◆ Available data:
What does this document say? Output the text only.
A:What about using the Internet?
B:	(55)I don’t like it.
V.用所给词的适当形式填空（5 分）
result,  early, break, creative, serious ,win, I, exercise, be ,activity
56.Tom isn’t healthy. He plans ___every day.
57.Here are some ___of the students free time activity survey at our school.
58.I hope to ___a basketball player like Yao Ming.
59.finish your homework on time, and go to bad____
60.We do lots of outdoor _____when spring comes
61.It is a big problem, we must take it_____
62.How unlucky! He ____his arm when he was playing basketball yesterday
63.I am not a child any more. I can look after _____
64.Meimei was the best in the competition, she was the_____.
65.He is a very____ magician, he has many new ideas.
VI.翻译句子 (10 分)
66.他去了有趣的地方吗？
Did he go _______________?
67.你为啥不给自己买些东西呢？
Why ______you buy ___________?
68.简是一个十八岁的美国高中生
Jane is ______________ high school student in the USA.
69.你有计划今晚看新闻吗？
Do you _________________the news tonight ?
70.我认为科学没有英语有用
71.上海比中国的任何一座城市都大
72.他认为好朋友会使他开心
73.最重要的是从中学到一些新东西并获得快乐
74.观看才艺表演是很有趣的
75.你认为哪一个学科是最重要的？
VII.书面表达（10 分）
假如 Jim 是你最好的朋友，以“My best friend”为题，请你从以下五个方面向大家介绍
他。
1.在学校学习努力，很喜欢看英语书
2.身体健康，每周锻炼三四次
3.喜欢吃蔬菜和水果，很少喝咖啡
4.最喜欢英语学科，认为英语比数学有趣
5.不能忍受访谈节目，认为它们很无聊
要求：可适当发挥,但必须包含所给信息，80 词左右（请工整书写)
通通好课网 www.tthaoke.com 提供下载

◆ Exercise goal: Return the entries in full, keeping every line exactly as it is.

◆ Complete response:
What does this document say? Output the text only.
A:What about using the Internet?
B:	(55)I don’t like it.
V.用所给词的适当形式填空（5 分）
result,  early, break, creative, serious ,win, I, exercise, be ,activity
56.Tom isn’t healthy. He plans ___every day.
57.Here are some ___of the students free time activity survey at our school.
58.I hope to ___a basketball player like Yao Ming.
59.finish your homework on time, and go to bad____
60.We do lots of outdoor _____when spring comes
61.It is a big problem, we must take it_____
62.How unlucky! He ____his arm when he was playing basketball yesterday
63.I am not a child any more. I can look after _____
64.Meimei was the best in the competition, she was the_____.
65.He is a very____ magician, he has many new ideas.
VI.翻译句子 (10 分)
66.他去了有趣的地方吗？
Did he go _______________?
67.你为啥不给自己买些东西呢？
Why ______you buy ___________?
68.简是一个十八岁的美国高中生
Jane is ______________ high school student in the USA.
69.你有计划今晚看新闻吗？
Do you _________________the news tonight ?
70.我认为科学没有英语有用
71.上海比中国的任何一座城市都大
72.他认为好朋友会使他开心
73.最重要的是从中学到一些新东西并获得快乐
74.观看才艺表演是很有趣的
75.你认为哪一个学科是最重要的？
VII.书面表达（10 分）
假如 Jim 是你最好的朋友，以“My best friend”为题，请你从以下五个方面向大家介绍
他。
1.在学校学习努力，很喜欢看英语书
2.身体健康，每周锻炼三四次
3.喜欢吃蔬菜和水果，很少喝咖啡
4.最喜欢英语学科，认为英语比数学有趣
5.不能忍受访谈节目，认为它们很无聊
要求：可适当发挥,但必须包含所给信息，80 词左右（请工整书写)
通通好课网 www.tthaoke.com 提供下载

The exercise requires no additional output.